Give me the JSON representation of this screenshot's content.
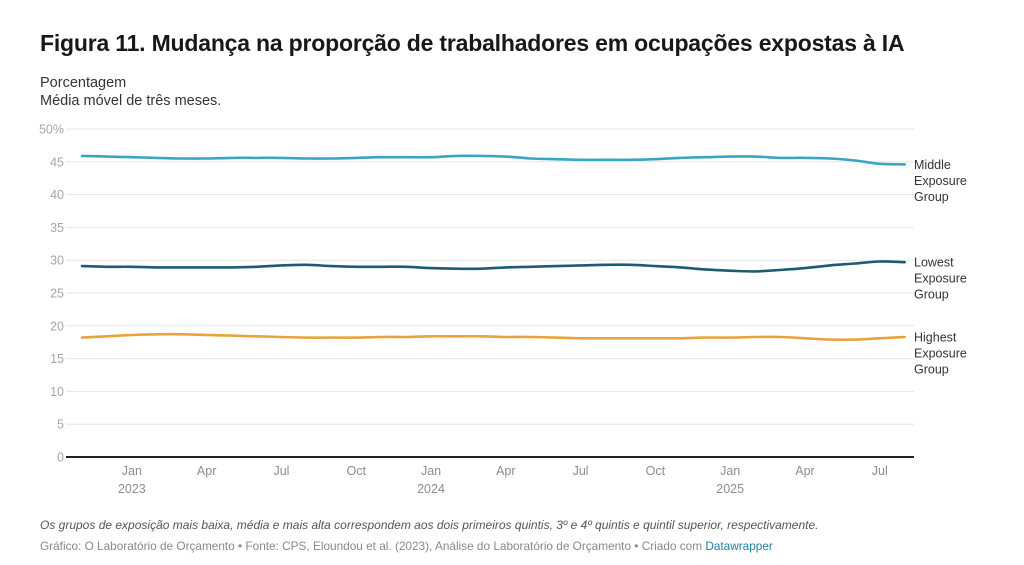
{
  "header": {
    "title": "Figura 11. Mudança na proporção de trabalhadores em ocupações expostas à IA",
    "subtitle_line1": "Porcentagem",
    "subtitle_line2": "Média móvel de três meses."
  },
  "footer": {
    "notes": "Os grupos de exposição mais baixa, média e mais alta correspondem aos dois primeiros quintis, 3º e 4º quintis e quintil superior, respectivamente.",
    "byline": "Gráfico: O Laboratório de Orçamento • Fonte: CPS, Eloundou et al. (2023), Análise do Laboratório de Orçamento • Criado com ",
    "tool_link": "Datawrapper"
  },
  "chart_data": {
    "type": "line",
    "title": "Figura 11. Mudança na proporção de trabalhadores em ocupações expostas à IA",
    "ylabel": "Porcentagem",
    "xlabel": "",
    "ylim": [
      0,
      50
    ],
    "yticks": [
      0,
      5,
      10,
      15,
      20,
      25,
      30,
      35,
      40,
      45,
      50
    ],
    "ytick_labels": [
      "0",
      "5",
      "10",
      "15",
      "20",
      "25",
      "30",
      "35",
      "40",
      "45",
      "50%"
    ],
    "grid": true,
    "legend": "direct-labels-right",
    "x_start": "2022-11",
    "x": [
      "2022-11",
      "2022-12",
      "2023-01",
      "2023-02",
      "2023-03",
      "2023-04",
      "2023-05",
      "2023-06",
      "2023-07",
      "2023-08",
      "2023-09",
      "2023-10",
      "2023-11",
      "2023-12",
      "2024-01",
      "2024-02",
      "2024-03",
      "2024-04",
      "2024-05",
      "2024-06",
      "2024-07",
      "2024-08",
      "2024-09",
      "2024-10",
      "2024-11",
      "2024-12",
      "2025-01",
      "2025-02",
      "2025-03",
      "2025-04",
      "2025-05",
      "2025-06",
      "2025-07",
      "2025-08"
    ],
    "xticks": [
      {
        "month": "2023-01",
        "label": "Jan",
        "year": "2023"
      },
      {
        "month": "2023-04",
        "label": "Apr",
        "year": ""
      },
      {
        "month": "2023-07",
        "label": "Jul",
        "year": ""
      },
      {
        "month": "2023-10",
        "label": "Oct",
        "year": ""
      },
      {
        "month": "2024-01",
        "label": "Jan",
        "year": "2024"
      },
      {
        "month": "2024-04",
        "label": "Apr",
        "year": ""
      },
      {
        "month": "2024-07",
        "label": "Jul",
        "year": ""
      },
      {
        "month": "2024-10",
        "label": "Oct",
        "year": ""
      },
      {
        "month": "2025-01",
        "label": "Jan",
        "year": "2025"
      },
      {
        "month": "2025-04",
        "label": "Apr",
        "year": ""
      },
      {
        "month": "2025-07",
        "label": "Jul",
        "year": ""
      }
    ],
    "series": [
      {
        "name": "Middle Exposure Group",
        "label_lines": [
          "Middle",
          "Exposure",
          "Group"
        ],
        "color": "#3aa5c3",
        "values": [
          45.9,
          45.8,
          45.7,
          45.6,
          45.5,
          45.5,
          45.6,
          45.6,
          45.6,
          45.5,
          45.5,
          45.6,
          45.7,
          45.7,
          45.7,
          45.9,
          45.9,
          45.8,
          45.5,
          45.4,
          45.3,
          45.3,
          45.3,
          45.4,
          45.6,
          45.7,
          45.8,
          45.8,
          45.6,
          45.6,
          45.5,
          45.2,
          44.7,
          44.6
        ]
      },
      {
        "name": "Lowest Exposure Group",
        "label_lines": [
          "Lowest",
          "Exposure",
          "Group"
        ],
        "color": "#1f5a73",
        "values": [
          29.1,
          29.0,
          29.0,
          28.9,
          28.9,
          28.9,
          28.9,
          29.0,
          29.2,
          29.3,
          29.1,
          29.0,
          29.0,
          29.0,
          28.8,
          28.7,
          28.7,
          28.9,
          29.0,
          29.1,
          29.2,
          29.3,
          29.3,
          29.1,
          28.9,
          28.6,
          28.4,
          28.3,
          28.5,
          28.8,
          29.2,
          29.5,
          29.8,
          29.7
        ]
      },
      {
        "name": "Highest Exposure Group",
        "label_lines": [
          "Highest",
          "Exposure",
          "Group"
        ],
        "color": "#e8a33d",
        "values": [
          18.2,
          18.4,
          18.6,
          18.7,
          18.7,
          18.6,
          18.5,
          18.4,
          18.3,
          18.2,
          18.2,
          18.2,
          18.3,
          18.3,
          18.4,
          18.4,
          18.4,
          18.3,
          18.3,
          18.2,
          18.1,
          18.1,
          18.1,
          18.1,
          18.1,
          18.2,
          18.2,
          18.3,
          18.3,
          18.1,
          17.9,
          17.9,
          18.1,
          18.3
        ]
      }
    ]
  }
}
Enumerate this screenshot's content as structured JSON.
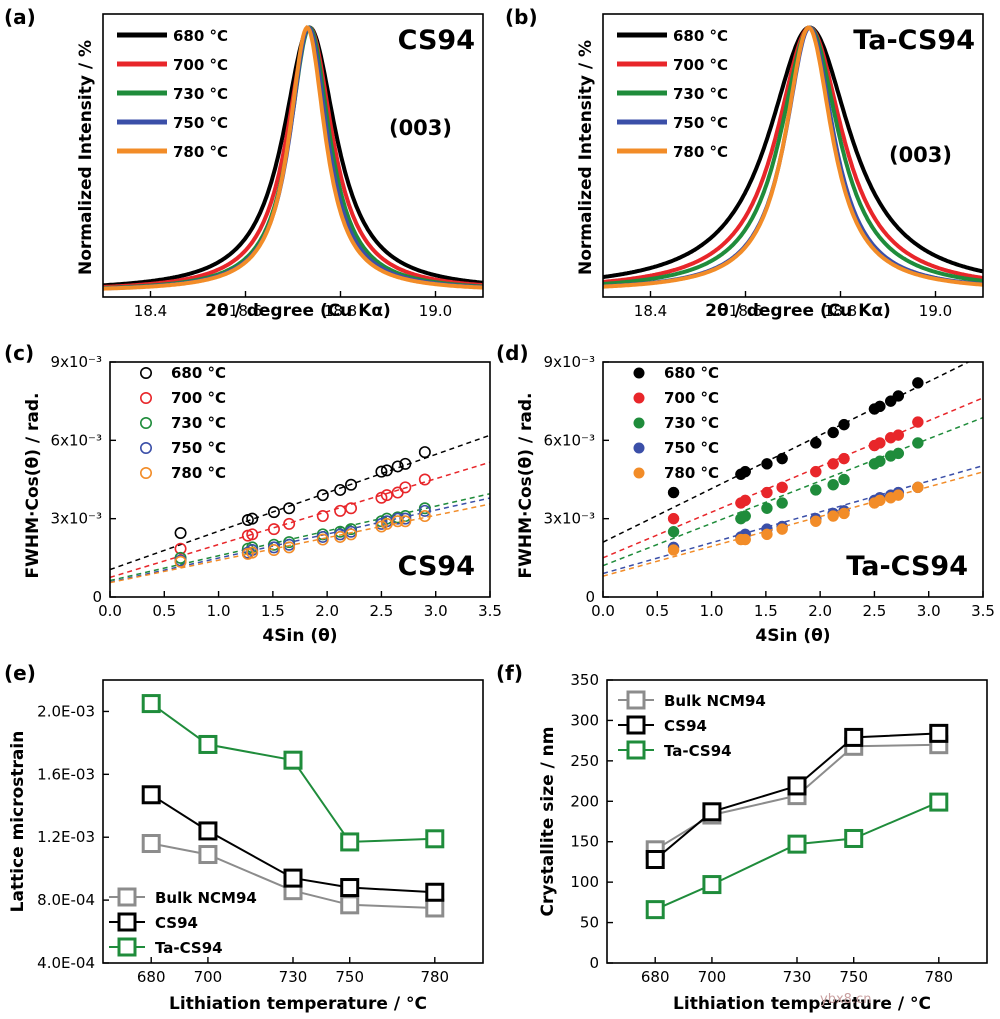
{
  "colors": {
    "t680": "#000000",
    "t700": "#e8262a",
    "t730": "#1f8c3b",
    "t750": "#3b4fa8",
    "t780": "#f28c28",
    "bulk": "#8c8c8c",
    "cs94": "#000000",
    "ta": "#1f8c3b"
  },
  "watermark": "ybx8.cn",
  "chart_data": [
    {
      "id": "a",
      "panel_label": "(a)",
      "type": "line",
      "title": "CS94",
      "annotation": "(003)",
      "xlabel": "2θ / degree (Cu Kα)",
      "ylabel": "Normalized Intensity / %",
      "xlim": [
        18.3,
        19.1
      ],
      "ylim": [
        0,
        1.05
      ],
      "xticks": [
        18.4,
        18.6,
        18.8,
        19.0
      ],
      "xtick_labels": [
        "18.4",
        "18.6",
        "18.8",
        "19.0"
      ],
      "series": [
        {
          "name": "680 °C",
          "color_key": "t680",
          "center": 18.735,
          "hwhm": 0.068
        },
        {
          "name": "700 °C",
          "color_key": "t700",
          "center": 18.735,
          "hwhm": 0.058
        },
        {
          "name": "730 °C",
          "color_key": "t730",
          "center": 18.735,
          "hwhm": 0.051
        },
        {
          "name": "750 °C",
          "color_key": "t750",
          "center": 18.733,
          "hwhm": 0.048
        },
        {
          "name": "780 °C",
          "color_key": "t780",
          "center": 18.73,
          "hwhm": 0.046
        }
      ]
    },
    {
      "id": "b",
      "panel_label": "(b)",
      "type": "line",
      "title": "Ta-CS94",
      "annotation": "(003)",
      "xlabel": "2θ / degree (Cu Kα)",
      "ylabel": "Normalized Intensity / %",
      "xlim": [
        18.3,
        19.1
      ],
      "ylim": [
        0,
        1.05
      ],
      "xticks": [
        18.4,
        18.6,
        18.8,
        19.0
      ],
      "xtick_labels": [
        "18.4",
        "18.6",
        "18.8",
        "19.0"
      ],
      "series": [
        {
          "name": "680 °C",
          "color_key": "t680",
          "center": 18.735,
          "hwhm": 0.105
        },
        {
          "name": "700 °C",
          "color_key": "t700",
          "center": 18.735,
          "hwhm": 0.085
        },
        {
          "name": "730 °C",
          "color_key": "t730",
          "center": 18.735,
          "hwhm": 0.075
        },
        {
          "name": "750 °C",
          "color_key": "t750",
          "center": 18.735,
          "hwhm": 0.062
        },
        {
          "name": "780 °C",
          "color_key": "t780",
          "center": 18.733,
          "hwhm": 0.06
        }
      ]
    },
    {
      "id": "c",
      "panel_label": "(c)",
      "type": "scatter",
      "title": "CS94",
      "marker": "open",
      "xlabel": "4Sin (θ)",
      "ylabel": "FWHM·Cos(θ) / rad.",
      "xlim": [
        0,
        3.5
      ],
      "ylim": [
        0,
        0.009
      ],
      "xticks": [
        0,
        0.5,
        1.0,
        1.5,
        2.0,
        2.5,
        3.0,
        3.5
      ],
      "xtick_labels": [
        "0.0",
        "0.5",
        "1.0",
        "1.5",
        "2.0",
        "2.5",
        "3.0",
        "3.5"
      ],
      "yticks": [
        0,
        0.003,
        0.006,
        0.009
      ],
      "ytick_labels": [
        "0",
        "3x10⁻³",
        "6x10⁻³",
        "9x10⁻³"
      ],
      "x": [
        0.65,
        1.27,
        1.31,
        1.51,
        1.65,
        1.96,
        2.12,
        2.22,
        2.5,
        2.55,
        2.65,
        2.72,
        2.9
      ],
      "series": [
        {
          "name": "680 °C",
          "color_key": "t680",
          "intercept": 0.00105,
          "slope": 0.00147,
          "y": [
            0.00245,
            0.00295,
            0.003,
            0.00325,
            0.0034,
            0.0039,
            0.0041,
            0.0043,
            0.0048,
            0.00485,
            0.005,
            0.0051,
            0.00555
          ]
        },
        {
          "name": "700 °C",
          "color_key": "t700",
          "intercept": 0.00075,
          "slope": 0.00126,
          "y": [
            0.00185,
            0.00235,
            0.0024,
            0.0026,
            0.0028,
            0.0031,
            0.0033,
            0.0034,
            0.0038,
            0.0039,
            0.004,
            0.0042,
            0.0045
          ]
        },
        {
          "name": "730 °C",
          "color_key": "t730",
          "intercept": 0.00063,
          "slope": 0.00095,
          "y": [
            0.0015,
            0.00185,
            0.0019,
            0.002,
            0.0021,
            0.0024,
            0.0025,
            0.0026,
            0.0029,
            0.003,
            0.00305,
            0.0031,
            0.0034
          ]
        },
        {
          "name": "750 °C",
          "color_key": "t750",
          "intercept": 0.00057,
          "slope": 0.00092,
          "y": [
            0.0014,
            0.0017,
            0.0018,
            0.0019,
            0.002,
            0.0023,
            0.0024,
            0.0025,
            0.0028,
            0.0029,
            0.003,
            0.003,
            0.0033
          ]
        },
        {
          "name": "780 °C",
          "color_key": "t780",
          "intercept": 0.00055,
          "slope": 0.00086,
          "y": [
            0.00135,
            0.00165,
            0.0017,
            0.0018,
            0.0019,
            0.0022,
            0.0023,
            0.0024,
            0.0027,
            0.0028,
            0.0029,
            0.0029,
            0.0031
          ]
        }
      ]
    },
    {
      "id": "d",
      "panel_label": "(d)",
      "type": "scatter",
      "title": "Ta-CS94",
      "marker": "filled",
      "xlabel": "4Sin (θ)",
      "ylabel": "FWHM·Cos(θ) / rad.",
      "xlim": [
        0,
        3.5
      ],
      "ylim": [
        0,
        0.009
      ],
      "xticks": [
        0,
        0.5,
        1.0,
        1.5,
        2.0,
        2.5,
        3.0,
        3.5
      ],
      "xtick_labels": [
        "0.0",
        "0.5",
        "1.0",
        "1.5",
        "2.0",
        "2.5",
        "3.0",
        "3.5"
      ],
      "yticks": [
        0,
        0.003,
        0.006,
        0.009
      ],
      "ytick_labels": [
        "0",
        "3x10⁻³",
        "6x10⁻³",
        "9x10⁻³"
      ],
      "x": [
        0.65,
        1.27,
        1.31,
        1.51,
        1.65,
        1.96,
        2.12,
        2.22,
        2.5,
        2.55,
        2.65,
        2.72,
        2.9
      ],
      "series": [
        {
          "name": "680 °C",
          "color_key": "t680",
          "intercept": 0.0021,
          "slope": 0.00205,
          "y": [
            0.004,
            0.0047,
            0.0048,
            0.0051,
            0.0053,
            0.0059,
            0.0063,
            0.0066,
            0.0072,
            0.0073,
            0.0075,
            0.0077,
            0.0082
          ]
        },
        {
          "name": "700 °C",
          "color_key": "t700",
          "intercept": 0.0015,
          "slope": 0.00175,
          "y": [
            0.003,
            0.0036,
            0.0037,
            0.004,
            0.0042,
            0.0048,
            0.0051,
            0.0053,
            0.0058,
            0.0059,
            0.0061,
            0.0062,
            0.0067
          ]
        },
        {
          "name": "730 °C",
          "color_key": "t730",
          "intercept": 0.0012,
          "slope": 0.00162,
          "y": [
            0.0025,
            0.003,
            0.0031,
            0.0034,
            0.0036,
            0.0041,
            0.0043,
            0.0045,
            0.0051,
            0.0052,
            0.0054,
            0.0055,
            0.0059
          ]
        },
        {
          "name": "750 °C",
          "color_key": "t750",
          "intercept": 0.0009,
          "slope": 0.00118,
          "y": [
            0.0019,
            0.0023,
            0.0024,
            0.0026,
            0.0027,
            0.003,
            0.0032,
            0.0033,
            0.0037,
            0.0038,
            0.0039,
            0.004,
            0.0042
          ]
        },
        {
          "name": "780 °C",
          "color_key": "t780",
          "intercept": 0.0008,
          "slope": 0.00114,
          "y": [
            0.0018,
            0.0022,
            0.0022,
            0.0024,
            0.0026,
            0.0029,
            0.0031,
            0.0032,
            0.0036,
            0.0037,
            0.0038,
            0.0039,
            0.0042
          ]
        }
      ]
    },
    {
      "id": "e",
      "panel_label": "(e)",
      "type": "line",
      "xlabel": "Lithiation temperature / °C",
      "ylabel": "Lattice microstrain",
      "x": [
        680,
        700,
        730,
        750,
        780
      ],
      "xlim": [
        663,
        797
      ],
      "ylim": [
        0.0004,
        0.0022
      ],
      "xtick_labels": [
        "680",
        "700",
        "730",
        "750",
        "780"
      ],
      "yticks": [
        0.0004,
        0.0008,
        0.0012,
        0.0016,
        0.002
      ],
      "ytick_labels": [
        "4.0E-04",
        "8.0E-04",
        "1.2E-03",
        "1.6E-03",
        "2.0E-03"
      ],
      "series": [
        {
          "name": "Bulk NCM94",
          "color_key": "bulk",
          "values": [
            0.00116,
            0.00109,
            0.00086,
            0.00077,
            0.00075
          ]
        },
        {
          "name": "CS94",
          "color_key": "cs94",
          "values": [
            0.00147,
            0.00124,
            0.00094,
            0.00088,
            0.00085
          ]
        },
        {
          "name": "Ta-CS94",
          "color_key": "ta",
          "values": [
            0.00205,
            0.00179,
            0.00169,
            0.00117,
            0.00119
          ]
        }
      ]
    },
    {
      "id": "f",
      "panel_label": "(f)",
      "type": "line",
      "xlabel": "Lithiation temperature / °C",
      "ylabel": "Crystallite size / nm",
      "x": [
        680,
        700,
        730,
        750,
        780
      ],
      "xlim": [
        663,
        797
      ],
      "ylim": [
        0,
        350
      ],
      "xtick_labels": [
        "680",
        "700",
        "730",
        "750",
        "780"
      ],
      "yticks": [
        0,
        50,
        100,
        150,
        200,
        250,
        300,
        350
      ],
      "ytick_labels": [
        "0",
        "50",
        "100",
        "150",
        "200",
        "250",
        "300",
        "350"
      ],
      "series": [
        {
          "name": "Bulk NCM94",
          "color_key": "bulk",
          "values": [
            140,
            183,
            207,
            268,
            270
          ]
        },
        {
          "name": "CS94",
          "color_key": "cs94",
          "values": [
            128,
            187,
            219,
            279,
            284
          ]
        },
        {
          "name": "Ta-CS94",
          "color_key": "ta",
          "values": [
            66,
            97,
            147,
            154,
            199
          ]
        }
      ]
    }
  ]
}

━━━━━━━━━━━━━━━━

### OBJECTIVE
On how many lines does the word "content" appear? Answer with only the number.

### RESULT BELOW
2